» Required work: Identify the lines holding "screenshot" and copy them.
● ● ● ●
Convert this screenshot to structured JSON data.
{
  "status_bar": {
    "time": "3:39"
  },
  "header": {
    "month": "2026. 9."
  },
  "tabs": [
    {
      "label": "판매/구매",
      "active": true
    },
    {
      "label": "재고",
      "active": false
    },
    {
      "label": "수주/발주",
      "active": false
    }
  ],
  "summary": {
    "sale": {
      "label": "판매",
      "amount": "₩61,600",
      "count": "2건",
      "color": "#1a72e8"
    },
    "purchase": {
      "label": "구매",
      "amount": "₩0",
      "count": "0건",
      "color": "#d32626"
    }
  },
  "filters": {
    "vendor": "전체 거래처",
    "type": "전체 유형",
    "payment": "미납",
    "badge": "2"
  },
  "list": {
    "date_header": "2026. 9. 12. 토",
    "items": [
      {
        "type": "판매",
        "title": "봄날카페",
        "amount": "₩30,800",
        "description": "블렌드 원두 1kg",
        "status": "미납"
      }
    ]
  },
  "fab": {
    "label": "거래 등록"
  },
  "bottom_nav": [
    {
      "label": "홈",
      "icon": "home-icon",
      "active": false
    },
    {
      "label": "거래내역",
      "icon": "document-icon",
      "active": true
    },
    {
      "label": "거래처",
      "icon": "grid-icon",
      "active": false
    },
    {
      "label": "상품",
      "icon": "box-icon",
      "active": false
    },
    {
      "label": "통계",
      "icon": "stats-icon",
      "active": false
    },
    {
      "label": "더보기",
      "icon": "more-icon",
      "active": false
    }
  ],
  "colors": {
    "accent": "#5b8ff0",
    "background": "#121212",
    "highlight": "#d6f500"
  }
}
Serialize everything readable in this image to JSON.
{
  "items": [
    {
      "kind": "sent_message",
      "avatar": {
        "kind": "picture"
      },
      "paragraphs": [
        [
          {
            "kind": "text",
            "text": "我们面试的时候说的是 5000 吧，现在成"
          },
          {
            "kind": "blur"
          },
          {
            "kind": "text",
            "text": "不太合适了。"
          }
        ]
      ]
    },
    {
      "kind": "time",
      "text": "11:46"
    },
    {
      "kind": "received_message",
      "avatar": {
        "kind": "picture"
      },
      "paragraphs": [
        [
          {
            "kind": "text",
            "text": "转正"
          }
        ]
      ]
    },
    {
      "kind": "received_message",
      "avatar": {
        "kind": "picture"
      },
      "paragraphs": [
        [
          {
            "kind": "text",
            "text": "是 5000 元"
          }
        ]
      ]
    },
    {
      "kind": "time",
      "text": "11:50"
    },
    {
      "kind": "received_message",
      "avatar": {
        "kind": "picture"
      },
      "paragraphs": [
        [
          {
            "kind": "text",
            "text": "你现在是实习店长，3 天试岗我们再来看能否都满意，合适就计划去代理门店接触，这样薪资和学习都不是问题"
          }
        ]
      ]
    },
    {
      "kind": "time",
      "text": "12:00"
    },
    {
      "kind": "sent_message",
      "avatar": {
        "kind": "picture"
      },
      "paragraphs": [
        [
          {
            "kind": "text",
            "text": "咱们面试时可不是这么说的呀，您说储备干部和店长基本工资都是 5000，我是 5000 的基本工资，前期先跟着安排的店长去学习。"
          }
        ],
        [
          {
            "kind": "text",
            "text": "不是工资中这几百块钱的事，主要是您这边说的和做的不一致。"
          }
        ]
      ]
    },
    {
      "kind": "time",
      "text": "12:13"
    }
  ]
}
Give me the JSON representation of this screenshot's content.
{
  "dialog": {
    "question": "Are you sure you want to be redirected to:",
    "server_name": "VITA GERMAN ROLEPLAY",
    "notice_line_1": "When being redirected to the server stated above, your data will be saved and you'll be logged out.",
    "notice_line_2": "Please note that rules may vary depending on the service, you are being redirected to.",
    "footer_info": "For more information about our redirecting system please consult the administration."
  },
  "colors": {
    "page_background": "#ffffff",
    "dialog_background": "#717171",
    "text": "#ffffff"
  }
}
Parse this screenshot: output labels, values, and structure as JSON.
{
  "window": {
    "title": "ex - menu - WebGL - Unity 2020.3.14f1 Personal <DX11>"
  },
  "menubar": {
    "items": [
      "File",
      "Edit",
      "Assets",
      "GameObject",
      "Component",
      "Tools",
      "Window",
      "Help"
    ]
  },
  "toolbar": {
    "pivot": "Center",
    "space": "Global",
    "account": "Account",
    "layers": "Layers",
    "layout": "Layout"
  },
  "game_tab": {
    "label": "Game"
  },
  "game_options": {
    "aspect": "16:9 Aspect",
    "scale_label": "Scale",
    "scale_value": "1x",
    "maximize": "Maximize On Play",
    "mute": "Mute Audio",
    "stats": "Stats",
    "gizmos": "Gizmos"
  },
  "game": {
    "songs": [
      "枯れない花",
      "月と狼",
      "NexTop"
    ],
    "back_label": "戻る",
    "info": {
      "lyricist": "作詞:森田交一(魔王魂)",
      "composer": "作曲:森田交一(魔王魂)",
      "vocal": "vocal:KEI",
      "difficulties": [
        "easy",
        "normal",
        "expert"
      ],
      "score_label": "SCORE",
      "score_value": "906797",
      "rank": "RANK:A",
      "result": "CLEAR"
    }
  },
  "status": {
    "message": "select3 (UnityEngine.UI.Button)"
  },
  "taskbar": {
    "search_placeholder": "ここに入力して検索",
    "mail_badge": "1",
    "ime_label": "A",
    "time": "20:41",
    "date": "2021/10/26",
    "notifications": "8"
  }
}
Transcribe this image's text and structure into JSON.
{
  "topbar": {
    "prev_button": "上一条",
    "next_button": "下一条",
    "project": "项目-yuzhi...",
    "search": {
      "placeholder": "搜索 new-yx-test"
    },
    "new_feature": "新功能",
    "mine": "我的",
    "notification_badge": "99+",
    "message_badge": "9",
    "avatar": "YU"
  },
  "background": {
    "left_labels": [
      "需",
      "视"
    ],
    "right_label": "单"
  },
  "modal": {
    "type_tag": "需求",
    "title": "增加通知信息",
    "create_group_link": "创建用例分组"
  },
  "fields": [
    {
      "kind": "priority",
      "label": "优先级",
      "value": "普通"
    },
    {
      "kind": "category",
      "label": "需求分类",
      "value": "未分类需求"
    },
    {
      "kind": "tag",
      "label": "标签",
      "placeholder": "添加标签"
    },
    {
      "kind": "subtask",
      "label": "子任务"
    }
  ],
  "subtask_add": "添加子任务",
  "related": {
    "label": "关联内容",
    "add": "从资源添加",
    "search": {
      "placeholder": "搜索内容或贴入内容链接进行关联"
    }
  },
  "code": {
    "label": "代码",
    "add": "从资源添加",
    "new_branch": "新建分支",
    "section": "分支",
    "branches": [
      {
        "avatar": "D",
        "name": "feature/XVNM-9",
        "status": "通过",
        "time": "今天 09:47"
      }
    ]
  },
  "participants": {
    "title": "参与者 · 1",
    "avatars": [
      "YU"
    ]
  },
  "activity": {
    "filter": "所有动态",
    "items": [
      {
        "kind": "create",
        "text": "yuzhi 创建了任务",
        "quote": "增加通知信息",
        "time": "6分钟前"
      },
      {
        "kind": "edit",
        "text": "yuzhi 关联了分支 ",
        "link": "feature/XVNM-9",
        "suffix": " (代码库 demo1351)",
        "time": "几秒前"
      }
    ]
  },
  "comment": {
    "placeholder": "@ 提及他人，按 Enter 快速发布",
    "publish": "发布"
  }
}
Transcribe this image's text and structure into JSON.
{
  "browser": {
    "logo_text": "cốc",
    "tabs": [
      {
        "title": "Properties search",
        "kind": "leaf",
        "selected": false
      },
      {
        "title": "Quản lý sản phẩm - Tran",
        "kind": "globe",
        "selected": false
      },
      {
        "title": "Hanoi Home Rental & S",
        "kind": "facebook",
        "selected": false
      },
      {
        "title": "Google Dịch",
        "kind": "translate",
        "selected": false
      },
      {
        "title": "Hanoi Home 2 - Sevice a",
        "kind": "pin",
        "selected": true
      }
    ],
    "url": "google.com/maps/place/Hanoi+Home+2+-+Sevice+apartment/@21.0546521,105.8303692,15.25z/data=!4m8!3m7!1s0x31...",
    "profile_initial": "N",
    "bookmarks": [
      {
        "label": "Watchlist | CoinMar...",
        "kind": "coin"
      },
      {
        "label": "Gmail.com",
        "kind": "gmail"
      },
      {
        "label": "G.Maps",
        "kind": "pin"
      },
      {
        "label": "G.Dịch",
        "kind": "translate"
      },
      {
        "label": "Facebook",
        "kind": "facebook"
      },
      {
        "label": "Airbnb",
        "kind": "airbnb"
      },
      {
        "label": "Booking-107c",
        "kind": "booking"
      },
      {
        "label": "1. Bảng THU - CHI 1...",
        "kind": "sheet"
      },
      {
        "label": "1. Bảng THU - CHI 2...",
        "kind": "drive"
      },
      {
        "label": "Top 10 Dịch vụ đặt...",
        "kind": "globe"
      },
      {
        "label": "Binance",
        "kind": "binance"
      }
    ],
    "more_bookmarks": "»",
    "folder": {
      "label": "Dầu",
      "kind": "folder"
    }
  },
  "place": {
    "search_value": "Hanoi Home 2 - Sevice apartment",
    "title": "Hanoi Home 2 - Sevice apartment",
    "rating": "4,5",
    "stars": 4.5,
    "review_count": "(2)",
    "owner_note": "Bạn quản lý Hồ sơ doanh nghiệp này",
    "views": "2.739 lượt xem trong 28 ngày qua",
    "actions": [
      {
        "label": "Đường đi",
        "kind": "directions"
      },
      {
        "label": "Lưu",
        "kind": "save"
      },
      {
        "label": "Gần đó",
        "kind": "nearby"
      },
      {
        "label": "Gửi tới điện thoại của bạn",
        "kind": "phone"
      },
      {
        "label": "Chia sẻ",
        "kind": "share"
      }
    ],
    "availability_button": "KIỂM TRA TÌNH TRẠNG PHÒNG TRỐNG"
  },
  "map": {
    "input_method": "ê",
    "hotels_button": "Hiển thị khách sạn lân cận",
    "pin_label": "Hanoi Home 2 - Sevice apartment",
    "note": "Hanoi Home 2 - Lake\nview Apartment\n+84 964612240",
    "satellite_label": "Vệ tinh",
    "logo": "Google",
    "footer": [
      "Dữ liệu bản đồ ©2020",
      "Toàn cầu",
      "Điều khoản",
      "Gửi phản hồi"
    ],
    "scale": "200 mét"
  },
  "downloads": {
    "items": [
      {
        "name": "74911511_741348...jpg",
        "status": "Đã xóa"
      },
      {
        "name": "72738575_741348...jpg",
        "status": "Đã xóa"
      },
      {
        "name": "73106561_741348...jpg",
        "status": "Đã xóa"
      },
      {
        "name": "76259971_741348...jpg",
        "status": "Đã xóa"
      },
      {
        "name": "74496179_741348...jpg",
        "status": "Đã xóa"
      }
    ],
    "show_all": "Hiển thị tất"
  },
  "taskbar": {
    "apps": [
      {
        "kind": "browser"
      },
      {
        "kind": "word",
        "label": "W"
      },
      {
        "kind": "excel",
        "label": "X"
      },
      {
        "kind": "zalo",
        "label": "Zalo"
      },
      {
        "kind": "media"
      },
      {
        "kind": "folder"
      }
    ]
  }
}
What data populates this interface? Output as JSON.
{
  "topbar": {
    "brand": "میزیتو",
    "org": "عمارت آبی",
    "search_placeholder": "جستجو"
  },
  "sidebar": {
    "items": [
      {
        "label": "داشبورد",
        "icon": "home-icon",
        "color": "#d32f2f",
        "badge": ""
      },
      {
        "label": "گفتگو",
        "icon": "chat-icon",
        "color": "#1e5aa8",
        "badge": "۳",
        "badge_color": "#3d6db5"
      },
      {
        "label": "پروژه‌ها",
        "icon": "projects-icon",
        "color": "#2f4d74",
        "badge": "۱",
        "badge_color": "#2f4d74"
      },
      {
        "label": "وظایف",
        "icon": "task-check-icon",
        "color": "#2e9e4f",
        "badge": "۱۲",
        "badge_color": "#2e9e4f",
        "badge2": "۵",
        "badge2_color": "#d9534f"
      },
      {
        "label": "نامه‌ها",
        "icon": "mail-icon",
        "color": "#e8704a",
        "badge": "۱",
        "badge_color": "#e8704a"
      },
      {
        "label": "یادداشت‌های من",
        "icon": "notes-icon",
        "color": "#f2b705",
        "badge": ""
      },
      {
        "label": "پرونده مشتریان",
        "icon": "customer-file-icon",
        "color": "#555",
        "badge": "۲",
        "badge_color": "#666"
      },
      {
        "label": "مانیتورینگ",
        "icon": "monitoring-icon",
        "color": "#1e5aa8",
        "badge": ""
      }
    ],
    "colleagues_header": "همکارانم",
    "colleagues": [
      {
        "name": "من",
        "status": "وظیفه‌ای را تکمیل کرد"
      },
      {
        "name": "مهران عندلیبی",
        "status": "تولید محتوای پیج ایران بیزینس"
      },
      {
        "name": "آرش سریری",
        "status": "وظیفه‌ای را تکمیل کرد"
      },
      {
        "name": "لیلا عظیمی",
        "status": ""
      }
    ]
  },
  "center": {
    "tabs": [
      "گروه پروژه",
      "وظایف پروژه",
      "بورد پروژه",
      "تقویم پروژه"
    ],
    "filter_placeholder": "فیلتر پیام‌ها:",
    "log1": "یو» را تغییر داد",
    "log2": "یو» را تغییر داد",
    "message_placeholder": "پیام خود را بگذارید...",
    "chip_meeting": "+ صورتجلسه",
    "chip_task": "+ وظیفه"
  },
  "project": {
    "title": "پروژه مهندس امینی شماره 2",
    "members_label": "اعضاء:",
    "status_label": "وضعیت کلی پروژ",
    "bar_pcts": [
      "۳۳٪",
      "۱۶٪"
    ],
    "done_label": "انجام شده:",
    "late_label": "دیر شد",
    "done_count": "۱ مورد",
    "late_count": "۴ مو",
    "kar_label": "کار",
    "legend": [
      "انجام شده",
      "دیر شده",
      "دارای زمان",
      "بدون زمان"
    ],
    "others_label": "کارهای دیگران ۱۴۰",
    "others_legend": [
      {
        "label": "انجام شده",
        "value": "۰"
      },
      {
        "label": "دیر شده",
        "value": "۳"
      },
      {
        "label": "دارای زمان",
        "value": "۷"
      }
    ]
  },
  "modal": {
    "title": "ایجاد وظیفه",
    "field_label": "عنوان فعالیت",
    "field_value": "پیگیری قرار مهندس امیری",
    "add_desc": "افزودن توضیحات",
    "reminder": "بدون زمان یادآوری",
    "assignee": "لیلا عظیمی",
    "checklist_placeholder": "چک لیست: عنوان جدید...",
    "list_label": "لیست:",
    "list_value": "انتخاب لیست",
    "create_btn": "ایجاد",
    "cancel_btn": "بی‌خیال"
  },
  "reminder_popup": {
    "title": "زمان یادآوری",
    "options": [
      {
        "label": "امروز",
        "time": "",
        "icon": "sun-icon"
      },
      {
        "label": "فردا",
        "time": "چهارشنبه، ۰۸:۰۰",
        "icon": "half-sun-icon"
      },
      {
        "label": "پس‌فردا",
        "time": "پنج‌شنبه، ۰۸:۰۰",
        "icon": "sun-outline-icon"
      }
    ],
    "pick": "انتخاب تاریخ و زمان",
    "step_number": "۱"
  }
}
● ● ● ●
» Solution:
Convert this screenshot to structured JSON data.
Give me the JSON representation of this screenshot's content.
Parse this screenshot: output labels, values, and structure as JSON.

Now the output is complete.